(Saved data entries)

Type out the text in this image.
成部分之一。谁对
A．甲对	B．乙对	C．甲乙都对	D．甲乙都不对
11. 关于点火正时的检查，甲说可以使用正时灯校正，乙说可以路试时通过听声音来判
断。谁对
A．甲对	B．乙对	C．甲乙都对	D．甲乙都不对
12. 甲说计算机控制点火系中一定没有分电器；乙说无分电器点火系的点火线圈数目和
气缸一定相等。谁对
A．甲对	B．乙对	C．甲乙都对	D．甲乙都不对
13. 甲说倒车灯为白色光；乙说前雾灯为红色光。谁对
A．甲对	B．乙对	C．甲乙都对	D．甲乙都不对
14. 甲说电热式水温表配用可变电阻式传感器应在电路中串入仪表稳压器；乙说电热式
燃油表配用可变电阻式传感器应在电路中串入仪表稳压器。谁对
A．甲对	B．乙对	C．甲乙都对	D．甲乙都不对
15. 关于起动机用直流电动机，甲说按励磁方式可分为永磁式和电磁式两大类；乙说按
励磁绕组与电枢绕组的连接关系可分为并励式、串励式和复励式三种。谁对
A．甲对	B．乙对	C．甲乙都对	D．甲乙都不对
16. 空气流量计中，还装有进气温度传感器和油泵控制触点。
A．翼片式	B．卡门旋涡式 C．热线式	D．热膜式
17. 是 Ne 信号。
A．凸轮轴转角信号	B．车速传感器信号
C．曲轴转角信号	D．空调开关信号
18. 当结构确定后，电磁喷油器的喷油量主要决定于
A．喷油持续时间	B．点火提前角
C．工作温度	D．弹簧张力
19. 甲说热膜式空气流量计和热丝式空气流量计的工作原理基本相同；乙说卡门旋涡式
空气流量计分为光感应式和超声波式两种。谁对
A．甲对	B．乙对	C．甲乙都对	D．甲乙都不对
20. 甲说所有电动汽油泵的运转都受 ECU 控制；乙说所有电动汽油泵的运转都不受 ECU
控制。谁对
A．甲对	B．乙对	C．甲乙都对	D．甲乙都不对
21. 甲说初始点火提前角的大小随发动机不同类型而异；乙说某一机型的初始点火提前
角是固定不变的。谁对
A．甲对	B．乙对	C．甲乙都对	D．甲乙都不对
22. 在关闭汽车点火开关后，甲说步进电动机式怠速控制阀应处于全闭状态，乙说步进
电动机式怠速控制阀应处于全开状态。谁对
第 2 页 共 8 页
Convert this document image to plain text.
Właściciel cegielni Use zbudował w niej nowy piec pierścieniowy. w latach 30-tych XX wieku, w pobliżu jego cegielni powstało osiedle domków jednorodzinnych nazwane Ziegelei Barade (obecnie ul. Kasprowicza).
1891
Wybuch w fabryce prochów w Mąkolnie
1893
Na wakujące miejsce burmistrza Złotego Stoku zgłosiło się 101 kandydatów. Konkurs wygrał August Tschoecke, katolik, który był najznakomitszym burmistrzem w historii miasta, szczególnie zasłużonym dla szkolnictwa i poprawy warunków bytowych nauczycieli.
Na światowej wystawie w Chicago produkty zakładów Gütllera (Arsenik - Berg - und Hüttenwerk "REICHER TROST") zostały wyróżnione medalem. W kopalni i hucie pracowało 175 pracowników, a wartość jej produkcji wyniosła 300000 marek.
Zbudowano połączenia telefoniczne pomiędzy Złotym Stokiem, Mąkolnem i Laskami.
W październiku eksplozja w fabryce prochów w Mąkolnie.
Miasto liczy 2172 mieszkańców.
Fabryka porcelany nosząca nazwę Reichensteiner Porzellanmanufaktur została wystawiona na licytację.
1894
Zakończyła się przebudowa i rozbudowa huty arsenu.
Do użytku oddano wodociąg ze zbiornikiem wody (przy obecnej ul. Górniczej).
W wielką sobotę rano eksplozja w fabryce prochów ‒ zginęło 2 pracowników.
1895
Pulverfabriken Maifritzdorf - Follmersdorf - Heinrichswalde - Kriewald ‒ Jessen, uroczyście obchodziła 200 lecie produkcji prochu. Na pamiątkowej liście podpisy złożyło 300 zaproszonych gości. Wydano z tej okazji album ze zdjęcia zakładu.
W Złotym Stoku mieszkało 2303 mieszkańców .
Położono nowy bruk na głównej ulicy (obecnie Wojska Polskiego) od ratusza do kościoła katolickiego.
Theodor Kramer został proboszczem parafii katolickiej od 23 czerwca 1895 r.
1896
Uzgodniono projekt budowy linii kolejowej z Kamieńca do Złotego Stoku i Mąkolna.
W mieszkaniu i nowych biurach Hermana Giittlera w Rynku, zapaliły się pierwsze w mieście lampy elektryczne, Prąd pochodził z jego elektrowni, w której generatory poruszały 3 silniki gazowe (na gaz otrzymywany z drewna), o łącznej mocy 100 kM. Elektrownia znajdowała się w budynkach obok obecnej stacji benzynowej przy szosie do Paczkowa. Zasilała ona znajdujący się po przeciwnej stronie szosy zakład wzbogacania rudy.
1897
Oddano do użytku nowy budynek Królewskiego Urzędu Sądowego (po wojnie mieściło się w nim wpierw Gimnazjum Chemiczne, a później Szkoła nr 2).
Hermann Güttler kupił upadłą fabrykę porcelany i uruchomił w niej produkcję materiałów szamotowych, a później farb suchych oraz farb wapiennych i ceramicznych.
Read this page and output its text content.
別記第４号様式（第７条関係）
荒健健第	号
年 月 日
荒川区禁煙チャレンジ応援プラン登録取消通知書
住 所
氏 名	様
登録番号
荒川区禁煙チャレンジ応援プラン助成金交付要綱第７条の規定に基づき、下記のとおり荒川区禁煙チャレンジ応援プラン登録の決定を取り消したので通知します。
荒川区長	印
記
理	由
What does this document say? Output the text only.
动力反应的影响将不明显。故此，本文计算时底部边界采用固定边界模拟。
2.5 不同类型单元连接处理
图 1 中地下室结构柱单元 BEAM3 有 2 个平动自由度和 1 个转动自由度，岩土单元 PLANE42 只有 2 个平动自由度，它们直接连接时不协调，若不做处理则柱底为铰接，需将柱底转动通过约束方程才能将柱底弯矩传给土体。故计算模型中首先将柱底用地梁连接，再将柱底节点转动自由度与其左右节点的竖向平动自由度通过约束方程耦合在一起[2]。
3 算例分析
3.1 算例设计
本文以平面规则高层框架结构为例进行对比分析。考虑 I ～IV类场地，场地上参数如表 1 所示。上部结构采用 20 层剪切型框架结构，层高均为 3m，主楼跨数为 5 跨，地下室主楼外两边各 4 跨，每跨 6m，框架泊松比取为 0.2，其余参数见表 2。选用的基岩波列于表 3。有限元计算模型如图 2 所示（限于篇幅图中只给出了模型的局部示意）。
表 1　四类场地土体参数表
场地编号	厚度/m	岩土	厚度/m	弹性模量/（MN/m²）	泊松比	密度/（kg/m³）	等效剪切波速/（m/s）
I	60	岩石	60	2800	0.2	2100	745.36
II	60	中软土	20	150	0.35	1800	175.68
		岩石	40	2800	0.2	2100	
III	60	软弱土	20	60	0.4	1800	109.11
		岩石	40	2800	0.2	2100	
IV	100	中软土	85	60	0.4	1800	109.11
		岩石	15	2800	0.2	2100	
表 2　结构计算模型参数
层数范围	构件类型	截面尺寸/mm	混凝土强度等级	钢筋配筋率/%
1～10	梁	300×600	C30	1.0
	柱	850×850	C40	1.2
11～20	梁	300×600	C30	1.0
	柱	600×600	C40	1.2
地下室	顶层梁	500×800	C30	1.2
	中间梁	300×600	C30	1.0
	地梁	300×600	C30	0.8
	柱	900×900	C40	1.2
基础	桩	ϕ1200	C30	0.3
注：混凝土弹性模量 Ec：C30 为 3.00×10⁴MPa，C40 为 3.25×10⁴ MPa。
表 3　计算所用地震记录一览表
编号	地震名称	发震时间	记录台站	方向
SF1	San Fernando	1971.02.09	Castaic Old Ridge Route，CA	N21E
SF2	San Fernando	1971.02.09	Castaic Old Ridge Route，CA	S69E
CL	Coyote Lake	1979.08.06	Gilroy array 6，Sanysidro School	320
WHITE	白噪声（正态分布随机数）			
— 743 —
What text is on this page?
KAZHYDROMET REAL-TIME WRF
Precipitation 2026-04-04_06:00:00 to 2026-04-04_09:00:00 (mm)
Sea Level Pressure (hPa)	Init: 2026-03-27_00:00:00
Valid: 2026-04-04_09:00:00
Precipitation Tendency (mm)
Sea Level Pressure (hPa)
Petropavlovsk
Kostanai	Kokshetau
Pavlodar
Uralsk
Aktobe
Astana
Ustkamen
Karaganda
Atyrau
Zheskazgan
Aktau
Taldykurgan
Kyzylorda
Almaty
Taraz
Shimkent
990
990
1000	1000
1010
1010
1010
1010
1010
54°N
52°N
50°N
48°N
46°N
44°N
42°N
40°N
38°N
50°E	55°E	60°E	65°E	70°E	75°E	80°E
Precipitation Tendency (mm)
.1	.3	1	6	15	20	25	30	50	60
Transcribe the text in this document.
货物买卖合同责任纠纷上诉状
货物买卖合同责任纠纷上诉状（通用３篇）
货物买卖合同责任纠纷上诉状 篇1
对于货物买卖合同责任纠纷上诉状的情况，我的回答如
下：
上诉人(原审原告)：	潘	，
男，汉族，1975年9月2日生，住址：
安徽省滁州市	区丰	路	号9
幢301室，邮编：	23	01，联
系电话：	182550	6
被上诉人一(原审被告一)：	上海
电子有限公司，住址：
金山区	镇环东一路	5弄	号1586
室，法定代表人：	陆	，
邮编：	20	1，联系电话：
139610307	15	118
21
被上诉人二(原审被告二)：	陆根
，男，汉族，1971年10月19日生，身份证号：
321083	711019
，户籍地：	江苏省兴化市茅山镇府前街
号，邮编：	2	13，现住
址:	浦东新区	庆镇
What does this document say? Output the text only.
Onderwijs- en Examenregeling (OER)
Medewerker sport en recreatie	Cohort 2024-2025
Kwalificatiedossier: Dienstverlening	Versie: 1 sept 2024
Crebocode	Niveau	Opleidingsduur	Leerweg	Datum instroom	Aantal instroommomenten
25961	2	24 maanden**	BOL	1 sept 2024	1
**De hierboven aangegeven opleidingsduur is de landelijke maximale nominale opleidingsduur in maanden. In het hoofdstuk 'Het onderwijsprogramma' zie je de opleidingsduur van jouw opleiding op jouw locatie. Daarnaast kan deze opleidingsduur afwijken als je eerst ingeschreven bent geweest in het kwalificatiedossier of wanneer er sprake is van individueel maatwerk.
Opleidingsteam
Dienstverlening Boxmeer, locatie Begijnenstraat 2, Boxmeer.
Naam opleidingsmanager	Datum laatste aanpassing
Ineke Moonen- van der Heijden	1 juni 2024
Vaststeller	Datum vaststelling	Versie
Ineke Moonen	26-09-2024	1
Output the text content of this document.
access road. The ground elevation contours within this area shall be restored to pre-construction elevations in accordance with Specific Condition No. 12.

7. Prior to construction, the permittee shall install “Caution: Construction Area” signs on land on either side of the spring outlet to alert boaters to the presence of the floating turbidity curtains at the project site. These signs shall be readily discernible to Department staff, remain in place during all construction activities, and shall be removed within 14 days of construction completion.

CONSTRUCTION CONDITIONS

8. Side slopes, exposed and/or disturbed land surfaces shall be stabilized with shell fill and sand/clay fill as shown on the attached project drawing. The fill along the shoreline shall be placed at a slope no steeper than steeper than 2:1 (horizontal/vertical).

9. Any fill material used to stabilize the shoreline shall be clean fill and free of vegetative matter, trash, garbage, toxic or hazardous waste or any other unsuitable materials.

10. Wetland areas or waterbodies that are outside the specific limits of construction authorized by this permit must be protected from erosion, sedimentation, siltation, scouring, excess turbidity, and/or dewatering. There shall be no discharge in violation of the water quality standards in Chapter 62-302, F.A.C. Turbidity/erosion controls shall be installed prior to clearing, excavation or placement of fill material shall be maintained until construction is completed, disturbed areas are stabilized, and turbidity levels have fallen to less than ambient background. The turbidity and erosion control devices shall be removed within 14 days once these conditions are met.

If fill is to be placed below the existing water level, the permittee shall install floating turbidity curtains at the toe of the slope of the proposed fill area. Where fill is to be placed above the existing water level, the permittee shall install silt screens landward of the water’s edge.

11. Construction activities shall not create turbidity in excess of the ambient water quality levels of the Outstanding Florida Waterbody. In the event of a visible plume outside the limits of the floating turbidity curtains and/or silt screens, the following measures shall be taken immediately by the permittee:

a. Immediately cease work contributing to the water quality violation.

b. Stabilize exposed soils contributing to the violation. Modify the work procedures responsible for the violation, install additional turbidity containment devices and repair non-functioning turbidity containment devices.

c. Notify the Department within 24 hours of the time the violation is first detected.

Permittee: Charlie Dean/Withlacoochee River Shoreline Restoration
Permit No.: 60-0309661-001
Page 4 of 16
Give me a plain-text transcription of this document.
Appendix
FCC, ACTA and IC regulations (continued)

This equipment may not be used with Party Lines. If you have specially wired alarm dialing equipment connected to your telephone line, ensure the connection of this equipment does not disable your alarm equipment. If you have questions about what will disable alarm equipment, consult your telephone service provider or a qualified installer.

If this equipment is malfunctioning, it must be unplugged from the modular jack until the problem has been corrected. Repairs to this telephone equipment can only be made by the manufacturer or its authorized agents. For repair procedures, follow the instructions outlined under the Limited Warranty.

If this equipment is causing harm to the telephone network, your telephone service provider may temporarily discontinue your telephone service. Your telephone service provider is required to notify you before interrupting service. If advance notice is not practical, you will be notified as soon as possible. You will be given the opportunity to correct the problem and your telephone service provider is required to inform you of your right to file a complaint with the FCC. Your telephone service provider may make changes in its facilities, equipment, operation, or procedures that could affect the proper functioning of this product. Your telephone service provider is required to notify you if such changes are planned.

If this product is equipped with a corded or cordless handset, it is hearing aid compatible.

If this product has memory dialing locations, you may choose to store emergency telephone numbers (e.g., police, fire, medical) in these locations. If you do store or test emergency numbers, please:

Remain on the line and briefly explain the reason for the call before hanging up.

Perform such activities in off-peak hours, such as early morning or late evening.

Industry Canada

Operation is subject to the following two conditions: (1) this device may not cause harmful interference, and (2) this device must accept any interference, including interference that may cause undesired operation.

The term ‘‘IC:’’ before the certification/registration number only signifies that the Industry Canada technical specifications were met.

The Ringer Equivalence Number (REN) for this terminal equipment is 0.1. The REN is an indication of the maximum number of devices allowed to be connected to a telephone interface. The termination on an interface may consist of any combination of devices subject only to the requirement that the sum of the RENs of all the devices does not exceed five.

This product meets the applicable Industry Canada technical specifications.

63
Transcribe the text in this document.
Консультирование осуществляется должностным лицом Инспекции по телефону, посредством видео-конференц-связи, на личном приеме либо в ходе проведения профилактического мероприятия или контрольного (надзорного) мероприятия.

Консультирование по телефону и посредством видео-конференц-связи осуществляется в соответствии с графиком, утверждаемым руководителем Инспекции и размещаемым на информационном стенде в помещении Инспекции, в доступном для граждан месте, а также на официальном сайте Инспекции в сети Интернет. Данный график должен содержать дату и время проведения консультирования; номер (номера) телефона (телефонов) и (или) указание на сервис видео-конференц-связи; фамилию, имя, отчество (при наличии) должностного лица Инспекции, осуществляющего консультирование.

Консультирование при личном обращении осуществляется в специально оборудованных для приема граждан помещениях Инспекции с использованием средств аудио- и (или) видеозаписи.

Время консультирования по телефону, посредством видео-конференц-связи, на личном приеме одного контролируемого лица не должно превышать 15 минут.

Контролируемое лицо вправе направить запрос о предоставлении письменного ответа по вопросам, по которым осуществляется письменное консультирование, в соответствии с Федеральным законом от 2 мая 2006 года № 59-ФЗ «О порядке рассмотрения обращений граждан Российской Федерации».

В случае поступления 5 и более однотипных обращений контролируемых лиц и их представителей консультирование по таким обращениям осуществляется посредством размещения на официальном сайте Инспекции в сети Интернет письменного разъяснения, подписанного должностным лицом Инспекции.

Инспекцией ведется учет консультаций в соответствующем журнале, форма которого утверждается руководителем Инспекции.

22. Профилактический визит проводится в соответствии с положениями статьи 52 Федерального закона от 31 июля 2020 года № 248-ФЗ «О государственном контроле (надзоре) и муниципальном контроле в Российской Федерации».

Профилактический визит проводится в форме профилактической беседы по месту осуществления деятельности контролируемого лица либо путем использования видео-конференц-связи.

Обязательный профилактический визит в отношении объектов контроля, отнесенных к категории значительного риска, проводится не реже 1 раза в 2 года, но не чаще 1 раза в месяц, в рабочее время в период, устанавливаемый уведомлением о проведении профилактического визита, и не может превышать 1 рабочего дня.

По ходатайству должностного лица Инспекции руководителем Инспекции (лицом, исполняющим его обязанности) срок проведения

-- Aim --
Copy out all lines where the word "превышать" appears.

-- Result of this exercise --
Время консультирования по телефону, посредством видео-конференц-связи, на личном приеме одного контролируемого лица не должно превышать 15 минут.
Обязательный профилактический визит в отношении объектов контроля, отнесенных к категории значительного риска, проводится не реже 1 раза в 2 года, но не чаще 1 раза в месяц, в рабочее время в период, устанавливаемый уведомлением о проведении профилактического визита, и не может превышать 1 рабочего дня.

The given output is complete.